Written problem:
Identify each line below that contains the word "BUSAN", and copy it out.

[Start Data for this task]

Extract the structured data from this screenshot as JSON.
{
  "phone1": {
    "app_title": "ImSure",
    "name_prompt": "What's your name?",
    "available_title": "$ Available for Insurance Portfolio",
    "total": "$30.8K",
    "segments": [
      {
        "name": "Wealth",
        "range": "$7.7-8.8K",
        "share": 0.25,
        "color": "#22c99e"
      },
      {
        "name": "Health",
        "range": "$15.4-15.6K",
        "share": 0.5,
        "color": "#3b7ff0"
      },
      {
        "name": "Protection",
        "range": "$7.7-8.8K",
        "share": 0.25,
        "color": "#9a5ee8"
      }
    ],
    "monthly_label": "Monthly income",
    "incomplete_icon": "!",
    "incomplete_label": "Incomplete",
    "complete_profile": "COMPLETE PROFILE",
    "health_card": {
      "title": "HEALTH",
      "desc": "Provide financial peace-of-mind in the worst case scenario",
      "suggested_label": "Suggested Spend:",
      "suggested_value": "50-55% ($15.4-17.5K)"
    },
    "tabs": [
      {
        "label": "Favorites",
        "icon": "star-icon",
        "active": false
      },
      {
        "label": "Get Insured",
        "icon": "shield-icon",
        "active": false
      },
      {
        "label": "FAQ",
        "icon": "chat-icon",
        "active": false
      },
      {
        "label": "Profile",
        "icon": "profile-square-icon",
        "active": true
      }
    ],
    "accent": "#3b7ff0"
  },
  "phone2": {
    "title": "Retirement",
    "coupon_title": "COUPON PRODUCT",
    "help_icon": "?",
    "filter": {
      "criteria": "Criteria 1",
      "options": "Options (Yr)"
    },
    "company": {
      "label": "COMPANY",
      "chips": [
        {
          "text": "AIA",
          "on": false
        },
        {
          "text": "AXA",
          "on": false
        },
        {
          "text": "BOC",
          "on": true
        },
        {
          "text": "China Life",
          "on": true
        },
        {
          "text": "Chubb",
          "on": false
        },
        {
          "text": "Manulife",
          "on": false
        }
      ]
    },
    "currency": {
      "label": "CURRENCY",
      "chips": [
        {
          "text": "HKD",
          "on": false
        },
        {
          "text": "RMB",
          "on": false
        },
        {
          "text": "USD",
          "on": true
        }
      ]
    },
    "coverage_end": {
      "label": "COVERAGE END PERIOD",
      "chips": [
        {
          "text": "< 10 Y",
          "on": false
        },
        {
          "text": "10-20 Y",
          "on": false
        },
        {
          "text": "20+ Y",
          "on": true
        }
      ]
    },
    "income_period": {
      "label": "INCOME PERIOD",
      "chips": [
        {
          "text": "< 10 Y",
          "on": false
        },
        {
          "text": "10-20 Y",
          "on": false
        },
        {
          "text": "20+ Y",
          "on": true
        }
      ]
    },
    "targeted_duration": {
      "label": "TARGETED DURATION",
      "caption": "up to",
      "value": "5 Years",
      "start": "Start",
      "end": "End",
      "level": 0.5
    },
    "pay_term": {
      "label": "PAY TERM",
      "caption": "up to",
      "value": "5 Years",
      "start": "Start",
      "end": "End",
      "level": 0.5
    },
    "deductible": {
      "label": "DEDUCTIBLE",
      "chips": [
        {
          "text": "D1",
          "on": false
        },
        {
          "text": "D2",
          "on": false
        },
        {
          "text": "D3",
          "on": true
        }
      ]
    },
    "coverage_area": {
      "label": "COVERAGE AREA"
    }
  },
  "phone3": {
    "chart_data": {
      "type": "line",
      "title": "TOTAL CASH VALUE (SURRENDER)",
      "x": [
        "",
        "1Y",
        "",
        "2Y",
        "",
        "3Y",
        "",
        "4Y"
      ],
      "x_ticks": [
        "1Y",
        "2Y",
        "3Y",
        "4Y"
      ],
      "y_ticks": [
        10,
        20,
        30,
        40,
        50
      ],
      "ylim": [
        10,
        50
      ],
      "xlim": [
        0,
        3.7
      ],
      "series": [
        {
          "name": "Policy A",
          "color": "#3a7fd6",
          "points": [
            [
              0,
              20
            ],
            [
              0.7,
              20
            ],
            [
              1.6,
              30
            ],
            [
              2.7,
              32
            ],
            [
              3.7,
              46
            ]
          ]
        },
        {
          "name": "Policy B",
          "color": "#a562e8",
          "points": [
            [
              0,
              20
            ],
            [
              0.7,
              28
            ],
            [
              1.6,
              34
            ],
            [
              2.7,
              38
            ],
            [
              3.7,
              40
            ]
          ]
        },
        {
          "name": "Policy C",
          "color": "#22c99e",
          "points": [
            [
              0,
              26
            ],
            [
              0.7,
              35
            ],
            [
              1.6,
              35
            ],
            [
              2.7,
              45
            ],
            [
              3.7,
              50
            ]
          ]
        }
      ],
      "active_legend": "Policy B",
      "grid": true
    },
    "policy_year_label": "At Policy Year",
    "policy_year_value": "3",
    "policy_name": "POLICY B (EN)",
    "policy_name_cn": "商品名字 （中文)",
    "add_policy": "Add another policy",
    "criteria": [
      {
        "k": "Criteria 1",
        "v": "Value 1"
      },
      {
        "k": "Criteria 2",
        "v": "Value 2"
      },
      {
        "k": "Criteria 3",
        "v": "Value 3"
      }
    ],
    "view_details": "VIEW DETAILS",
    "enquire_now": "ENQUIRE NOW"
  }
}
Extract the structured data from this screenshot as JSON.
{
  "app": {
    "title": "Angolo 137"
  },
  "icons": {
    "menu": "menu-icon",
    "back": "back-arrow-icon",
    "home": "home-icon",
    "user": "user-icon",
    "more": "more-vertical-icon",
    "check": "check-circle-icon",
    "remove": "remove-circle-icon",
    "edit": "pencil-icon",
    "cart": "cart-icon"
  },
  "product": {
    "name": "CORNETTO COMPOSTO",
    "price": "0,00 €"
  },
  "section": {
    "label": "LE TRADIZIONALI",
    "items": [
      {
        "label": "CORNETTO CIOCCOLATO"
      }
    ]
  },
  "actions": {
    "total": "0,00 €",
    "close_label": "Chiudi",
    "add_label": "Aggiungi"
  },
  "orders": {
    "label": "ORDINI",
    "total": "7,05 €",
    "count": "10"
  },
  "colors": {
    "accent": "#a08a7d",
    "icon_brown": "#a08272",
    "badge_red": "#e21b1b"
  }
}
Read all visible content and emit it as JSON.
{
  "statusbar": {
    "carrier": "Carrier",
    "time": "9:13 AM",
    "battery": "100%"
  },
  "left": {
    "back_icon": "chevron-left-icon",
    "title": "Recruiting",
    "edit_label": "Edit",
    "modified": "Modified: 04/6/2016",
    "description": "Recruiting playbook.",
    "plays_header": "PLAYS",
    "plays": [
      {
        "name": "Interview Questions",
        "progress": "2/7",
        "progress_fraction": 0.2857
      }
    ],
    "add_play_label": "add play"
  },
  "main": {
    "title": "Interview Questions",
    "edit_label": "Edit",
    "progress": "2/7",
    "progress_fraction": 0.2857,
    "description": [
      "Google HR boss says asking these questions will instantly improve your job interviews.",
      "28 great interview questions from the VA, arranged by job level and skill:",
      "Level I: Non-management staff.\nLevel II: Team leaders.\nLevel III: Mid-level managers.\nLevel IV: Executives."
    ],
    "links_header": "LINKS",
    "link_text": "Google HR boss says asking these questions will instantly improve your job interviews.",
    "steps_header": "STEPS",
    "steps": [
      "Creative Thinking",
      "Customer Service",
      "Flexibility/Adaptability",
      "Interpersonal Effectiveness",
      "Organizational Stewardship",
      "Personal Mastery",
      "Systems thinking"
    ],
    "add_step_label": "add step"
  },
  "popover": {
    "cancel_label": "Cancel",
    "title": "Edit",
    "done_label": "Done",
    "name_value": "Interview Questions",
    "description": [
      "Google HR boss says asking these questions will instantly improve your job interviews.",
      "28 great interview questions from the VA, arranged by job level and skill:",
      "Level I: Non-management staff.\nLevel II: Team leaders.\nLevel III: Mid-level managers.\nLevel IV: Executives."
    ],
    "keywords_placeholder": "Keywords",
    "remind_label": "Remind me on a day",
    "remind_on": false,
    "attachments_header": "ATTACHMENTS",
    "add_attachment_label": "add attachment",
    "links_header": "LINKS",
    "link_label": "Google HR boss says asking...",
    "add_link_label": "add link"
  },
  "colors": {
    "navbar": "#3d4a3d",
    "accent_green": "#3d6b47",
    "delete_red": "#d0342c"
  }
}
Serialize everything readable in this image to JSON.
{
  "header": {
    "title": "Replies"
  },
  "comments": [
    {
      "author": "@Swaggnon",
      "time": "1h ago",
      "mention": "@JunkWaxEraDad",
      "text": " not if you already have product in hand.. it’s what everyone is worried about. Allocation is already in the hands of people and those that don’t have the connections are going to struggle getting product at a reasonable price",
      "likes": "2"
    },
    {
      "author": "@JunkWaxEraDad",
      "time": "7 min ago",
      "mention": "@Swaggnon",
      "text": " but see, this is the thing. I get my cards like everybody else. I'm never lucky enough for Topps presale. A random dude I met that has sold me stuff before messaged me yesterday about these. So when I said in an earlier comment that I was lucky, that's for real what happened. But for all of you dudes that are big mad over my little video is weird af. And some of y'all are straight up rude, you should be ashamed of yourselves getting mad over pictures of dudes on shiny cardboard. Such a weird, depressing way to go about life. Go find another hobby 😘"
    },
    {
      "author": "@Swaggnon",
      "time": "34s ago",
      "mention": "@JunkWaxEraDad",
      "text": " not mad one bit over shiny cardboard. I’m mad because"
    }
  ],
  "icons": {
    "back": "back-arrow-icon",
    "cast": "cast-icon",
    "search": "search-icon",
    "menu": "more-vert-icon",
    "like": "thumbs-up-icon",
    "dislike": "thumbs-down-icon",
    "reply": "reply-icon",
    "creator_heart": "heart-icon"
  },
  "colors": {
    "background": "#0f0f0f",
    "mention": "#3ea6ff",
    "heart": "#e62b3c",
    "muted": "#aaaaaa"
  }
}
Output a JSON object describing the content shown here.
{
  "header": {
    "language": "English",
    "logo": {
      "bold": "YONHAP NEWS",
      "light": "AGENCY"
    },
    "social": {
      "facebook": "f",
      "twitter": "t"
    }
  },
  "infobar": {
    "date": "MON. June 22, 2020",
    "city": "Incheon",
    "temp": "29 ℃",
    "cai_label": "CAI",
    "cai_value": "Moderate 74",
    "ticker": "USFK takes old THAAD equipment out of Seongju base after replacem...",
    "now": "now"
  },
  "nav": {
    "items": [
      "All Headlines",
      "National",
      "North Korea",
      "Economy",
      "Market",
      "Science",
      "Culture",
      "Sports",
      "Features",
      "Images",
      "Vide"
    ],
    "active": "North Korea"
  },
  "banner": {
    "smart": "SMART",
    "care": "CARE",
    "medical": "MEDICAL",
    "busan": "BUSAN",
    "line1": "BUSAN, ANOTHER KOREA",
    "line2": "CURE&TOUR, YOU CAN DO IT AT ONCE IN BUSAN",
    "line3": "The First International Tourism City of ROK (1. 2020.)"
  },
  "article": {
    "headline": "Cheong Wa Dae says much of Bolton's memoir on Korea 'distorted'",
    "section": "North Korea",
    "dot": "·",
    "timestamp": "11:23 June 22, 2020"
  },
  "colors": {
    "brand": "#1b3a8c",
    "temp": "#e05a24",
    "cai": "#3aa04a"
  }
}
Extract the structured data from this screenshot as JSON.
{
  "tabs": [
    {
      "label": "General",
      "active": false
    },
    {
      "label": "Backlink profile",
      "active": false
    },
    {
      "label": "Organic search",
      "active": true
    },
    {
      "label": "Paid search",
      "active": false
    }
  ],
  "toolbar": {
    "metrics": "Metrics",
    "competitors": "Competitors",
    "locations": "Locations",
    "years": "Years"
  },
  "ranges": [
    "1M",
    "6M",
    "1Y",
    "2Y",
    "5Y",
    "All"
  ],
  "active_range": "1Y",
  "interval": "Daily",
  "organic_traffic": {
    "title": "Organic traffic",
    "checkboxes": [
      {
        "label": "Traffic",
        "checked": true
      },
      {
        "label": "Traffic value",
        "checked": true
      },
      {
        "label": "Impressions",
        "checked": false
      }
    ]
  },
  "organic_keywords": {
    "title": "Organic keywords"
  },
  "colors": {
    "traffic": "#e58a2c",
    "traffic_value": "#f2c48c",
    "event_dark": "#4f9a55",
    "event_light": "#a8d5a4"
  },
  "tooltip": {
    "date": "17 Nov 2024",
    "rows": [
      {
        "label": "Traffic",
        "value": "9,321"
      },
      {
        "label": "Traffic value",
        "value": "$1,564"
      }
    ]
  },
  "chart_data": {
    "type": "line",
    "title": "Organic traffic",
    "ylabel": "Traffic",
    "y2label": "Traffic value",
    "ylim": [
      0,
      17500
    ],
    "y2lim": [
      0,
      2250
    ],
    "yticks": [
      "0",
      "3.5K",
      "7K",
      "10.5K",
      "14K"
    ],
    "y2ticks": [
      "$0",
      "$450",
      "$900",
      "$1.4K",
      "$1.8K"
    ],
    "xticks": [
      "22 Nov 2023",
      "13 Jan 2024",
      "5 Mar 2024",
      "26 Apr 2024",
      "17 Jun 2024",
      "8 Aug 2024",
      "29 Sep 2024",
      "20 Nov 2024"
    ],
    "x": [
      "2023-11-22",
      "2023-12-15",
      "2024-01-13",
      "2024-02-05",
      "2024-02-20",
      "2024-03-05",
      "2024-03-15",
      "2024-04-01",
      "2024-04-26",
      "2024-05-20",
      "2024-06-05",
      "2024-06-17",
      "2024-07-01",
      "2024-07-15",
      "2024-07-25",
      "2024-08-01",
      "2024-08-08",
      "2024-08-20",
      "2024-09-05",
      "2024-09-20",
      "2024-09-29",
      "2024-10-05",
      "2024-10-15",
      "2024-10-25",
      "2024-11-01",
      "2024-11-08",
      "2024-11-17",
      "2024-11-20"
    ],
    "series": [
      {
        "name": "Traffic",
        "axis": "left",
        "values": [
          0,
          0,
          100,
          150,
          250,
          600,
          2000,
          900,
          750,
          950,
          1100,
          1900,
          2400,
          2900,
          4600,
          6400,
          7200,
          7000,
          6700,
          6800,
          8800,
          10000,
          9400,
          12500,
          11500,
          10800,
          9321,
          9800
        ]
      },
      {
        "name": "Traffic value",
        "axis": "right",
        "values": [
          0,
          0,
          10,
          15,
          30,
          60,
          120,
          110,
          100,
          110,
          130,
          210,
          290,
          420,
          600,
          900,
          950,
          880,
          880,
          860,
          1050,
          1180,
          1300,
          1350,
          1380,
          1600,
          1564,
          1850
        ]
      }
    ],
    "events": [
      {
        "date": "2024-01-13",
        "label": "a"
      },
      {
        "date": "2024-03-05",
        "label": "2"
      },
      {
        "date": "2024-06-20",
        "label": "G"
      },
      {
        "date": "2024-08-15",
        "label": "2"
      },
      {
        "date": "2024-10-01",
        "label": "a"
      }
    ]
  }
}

[End Data for this task]

Solution to this exercise:
    "busan": "BUSAN",
    "line1": "BUSAN, ANOTHER KOREA",
    "line2": "CURE&TOUR, YOU CAN DO IT AT ONCE IN BUSAN",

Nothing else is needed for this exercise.